§ Aim
Tally how many lines of these entries hold the string "from". Return the number alone.

§ Material for this task
>> BEGIN

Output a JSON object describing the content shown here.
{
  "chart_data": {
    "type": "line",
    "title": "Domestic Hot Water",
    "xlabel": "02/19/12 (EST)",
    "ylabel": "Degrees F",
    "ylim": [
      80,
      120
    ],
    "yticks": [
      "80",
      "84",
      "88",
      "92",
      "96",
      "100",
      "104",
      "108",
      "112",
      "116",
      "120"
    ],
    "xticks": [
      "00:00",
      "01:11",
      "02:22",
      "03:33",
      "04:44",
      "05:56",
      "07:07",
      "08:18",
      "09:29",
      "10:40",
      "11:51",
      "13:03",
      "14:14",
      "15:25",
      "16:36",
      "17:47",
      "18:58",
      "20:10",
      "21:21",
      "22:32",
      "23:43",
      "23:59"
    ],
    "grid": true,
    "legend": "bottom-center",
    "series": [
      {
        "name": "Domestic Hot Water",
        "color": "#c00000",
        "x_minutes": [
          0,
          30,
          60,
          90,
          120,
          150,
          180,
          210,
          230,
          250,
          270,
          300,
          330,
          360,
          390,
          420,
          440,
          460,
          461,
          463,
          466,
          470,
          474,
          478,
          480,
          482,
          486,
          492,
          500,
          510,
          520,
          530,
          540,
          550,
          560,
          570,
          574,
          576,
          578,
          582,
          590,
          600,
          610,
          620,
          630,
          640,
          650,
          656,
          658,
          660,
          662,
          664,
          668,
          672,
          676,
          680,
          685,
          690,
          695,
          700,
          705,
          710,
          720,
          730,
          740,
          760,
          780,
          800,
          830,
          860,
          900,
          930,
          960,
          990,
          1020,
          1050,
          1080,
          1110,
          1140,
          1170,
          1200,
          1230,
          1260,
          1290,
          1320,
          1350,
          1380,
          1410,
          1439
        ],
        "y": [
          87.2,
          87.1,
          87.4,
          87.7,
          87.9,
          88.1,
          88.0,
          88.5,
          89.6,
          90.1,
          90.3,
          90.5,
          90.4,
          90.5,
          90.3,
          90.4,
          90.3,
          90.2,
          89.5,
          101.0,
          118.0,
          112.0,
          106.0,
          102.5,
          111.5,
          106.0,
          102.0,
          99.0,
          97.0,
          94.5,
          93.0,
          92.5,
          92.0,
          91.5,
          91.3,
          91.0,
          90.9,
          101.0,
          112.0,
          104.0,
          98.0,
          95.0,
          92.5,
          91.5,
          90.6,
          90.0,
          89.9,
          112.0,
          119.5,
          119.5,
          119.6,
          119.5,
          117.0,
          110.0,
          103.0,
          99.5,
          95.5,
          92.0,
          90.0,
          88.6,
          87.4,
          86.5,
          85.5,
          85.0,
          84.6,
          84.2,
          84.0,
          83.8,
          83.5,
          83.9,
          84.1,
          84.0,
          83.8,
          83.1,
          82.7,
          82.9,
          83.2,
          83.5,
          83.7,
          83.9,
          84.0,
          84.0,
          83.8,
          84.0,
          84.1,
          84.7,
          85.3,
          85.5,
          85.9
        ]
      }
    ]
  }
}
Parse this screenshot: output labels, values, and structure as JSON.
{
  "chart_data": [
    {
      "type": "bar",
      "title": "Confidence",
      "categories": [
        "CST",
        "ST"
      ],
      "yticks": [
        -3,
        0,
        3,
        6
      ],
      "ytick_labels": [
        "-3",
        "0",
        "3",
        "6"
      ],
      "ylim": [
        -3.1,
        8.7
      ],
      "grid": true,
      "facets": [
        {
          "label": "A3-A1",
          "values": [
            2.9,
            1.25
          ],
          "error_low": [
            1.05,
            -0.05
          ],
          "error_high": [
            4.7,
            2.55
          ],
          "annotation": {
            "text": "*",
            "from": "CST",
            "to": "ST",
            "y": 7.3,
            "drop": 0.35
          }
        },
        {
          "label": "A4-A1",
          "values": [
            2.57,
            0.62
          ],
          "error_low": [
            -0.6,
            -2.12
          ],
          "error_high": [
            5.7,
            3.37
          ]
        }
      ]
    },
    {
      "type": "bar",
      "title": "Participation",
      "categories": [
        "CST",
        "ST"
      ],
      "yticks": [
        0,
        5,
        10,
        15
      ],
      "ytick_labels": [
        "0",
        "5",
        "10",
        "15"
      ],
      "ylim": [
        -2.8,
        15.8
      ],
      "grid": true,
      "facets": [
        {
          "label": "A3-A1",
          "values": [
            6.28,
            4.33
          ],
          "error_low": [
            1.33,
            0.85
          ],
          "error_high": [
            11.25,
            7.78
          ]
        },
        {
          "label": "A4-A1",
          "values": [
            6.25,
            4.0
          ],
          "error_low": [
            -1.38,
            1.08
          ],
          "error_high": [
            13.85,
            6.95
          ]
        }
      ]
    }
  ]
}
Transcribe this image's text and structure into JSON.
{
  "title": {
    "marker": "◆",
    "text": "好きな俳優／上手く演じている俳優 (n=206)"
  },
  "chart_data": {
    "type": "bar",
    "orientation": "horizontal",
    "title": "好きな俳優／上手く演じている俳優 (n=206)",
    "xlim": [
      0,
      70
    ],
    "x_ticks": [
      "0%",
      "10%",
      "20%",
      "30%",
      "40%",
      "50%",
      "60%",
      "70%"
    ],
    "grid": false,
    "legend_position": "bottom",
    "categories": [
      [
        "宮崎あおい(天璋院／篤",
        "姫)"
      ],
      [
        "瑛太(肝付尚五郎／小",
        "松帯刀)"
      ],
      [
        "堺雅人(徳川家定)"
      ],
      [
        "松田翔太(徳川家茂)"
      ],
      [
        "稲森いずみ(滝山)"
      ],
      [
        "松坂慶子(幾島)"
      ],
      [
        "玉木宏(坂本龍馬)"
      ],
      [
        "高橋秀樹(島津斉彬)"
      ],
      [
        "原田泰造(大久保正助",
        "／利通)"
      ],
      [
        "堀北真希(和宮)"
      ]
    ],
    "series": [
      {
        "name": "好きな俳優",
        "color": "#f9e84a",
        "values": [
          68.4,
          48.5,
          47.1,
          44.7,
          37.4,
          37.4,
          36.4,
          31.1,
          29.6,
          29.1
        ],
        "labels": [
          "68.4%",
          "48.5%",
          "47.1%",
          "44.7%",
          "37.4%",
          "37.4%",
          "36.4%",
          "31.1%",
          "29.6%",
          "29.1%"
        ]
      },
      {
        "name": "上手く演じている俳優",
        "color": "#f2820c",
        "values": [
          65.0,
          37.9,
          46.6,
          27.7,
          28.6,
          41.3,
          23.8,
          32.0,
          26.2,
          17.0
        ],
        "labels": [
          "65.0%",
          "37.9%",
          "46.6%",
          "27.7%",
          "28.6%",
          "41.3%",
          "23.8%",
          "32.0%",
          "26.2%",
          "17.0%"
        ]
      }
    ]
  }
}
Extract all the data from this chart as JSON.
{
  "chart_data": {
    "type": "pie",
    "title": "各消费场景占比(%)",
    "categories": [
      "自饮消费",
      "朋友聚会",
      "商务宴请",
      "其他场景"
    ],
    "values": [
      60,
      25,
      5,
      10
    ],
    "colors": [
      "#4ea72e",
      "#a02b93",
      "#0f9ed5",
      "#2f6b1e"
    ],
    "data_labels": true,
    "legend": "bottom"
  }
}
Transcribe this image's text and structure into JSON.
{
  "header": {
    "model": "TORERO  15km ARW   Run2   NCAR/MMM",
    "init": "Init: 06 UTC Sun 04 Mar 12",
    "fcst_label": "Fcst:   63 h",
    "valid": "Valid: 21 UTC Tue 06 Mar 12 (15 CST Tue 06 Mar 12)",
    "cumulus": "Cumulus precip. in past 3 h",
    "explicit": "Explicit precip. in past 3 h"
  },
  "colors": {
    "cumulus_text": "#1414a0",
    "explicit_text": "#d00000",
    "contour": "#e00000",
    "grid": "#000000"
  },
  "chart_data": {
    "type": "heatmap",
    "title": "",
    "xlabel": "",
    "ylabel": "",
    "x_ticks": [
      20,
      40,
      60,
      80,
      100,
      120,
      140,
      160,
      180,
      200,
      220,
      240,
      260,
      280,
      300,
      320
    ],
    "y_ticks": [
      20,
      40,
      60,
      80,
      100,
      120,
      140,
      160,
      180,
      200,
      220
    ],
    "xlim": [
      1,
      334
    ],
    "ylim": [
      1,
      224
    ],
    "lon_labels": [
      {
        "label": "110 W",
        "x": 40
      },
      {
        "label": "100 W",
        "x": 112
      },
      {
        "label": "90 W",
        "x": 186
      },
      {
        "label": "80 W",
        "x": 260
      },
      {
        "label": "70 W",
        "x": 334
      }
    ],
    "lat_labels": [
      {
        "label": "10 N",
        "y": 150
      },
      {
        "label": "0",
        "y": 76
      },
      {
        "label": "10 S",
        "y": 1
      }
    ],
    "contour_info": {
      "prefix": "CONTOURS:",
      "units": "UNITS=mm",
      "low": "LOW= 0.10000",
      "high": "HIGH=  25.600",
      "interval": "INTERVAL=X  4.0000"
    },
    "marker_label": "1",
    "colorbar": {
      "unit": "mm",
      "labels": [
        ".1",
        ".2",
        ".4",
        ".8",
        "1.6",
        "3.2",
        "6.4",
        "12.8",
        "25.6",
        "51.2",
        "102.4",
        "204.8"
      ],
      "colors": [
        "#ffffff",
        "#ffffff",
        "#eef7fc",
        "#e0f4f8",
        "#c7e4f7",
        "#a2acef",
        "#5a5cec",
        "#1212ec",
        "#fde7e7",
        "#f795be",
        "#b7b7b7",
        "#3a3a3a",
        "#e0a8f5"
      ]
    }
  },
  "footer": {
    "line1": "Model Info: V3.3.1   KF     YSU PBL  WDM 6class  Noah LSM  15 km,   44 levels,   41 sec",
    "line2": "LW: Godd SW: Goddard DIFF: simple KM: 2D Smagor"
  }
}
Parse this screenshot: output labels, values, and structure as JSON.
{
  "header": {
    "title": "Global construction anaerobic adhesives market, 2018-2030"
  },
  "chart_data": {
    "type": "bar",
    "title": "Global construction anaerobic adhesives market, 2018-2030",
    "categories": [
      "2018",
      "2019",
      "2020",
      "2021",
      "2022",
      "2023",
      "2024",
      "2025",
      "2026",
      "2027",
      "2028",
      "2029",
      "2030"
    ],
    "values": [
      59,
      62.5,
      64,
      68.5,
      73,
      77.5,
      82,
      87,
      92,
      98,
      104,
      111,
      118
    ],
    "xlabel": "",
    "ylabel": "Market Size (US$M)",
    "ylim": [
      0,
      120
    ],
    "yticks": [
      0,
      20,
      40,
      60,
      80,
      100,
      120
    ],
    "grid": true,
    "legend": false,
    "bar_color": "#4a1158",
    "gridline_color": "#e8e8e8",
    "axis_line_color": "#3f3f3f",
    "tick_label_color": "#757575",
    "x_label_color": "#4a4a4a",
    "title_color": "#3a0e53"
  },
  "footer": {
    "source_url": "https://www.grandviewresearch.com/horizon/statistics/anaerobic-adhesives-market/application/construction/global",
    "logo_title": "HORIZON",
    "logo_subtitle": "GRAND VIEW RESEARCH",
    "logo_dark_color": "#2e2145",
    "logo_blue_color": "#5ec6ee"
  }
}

>> END

§ Task response
2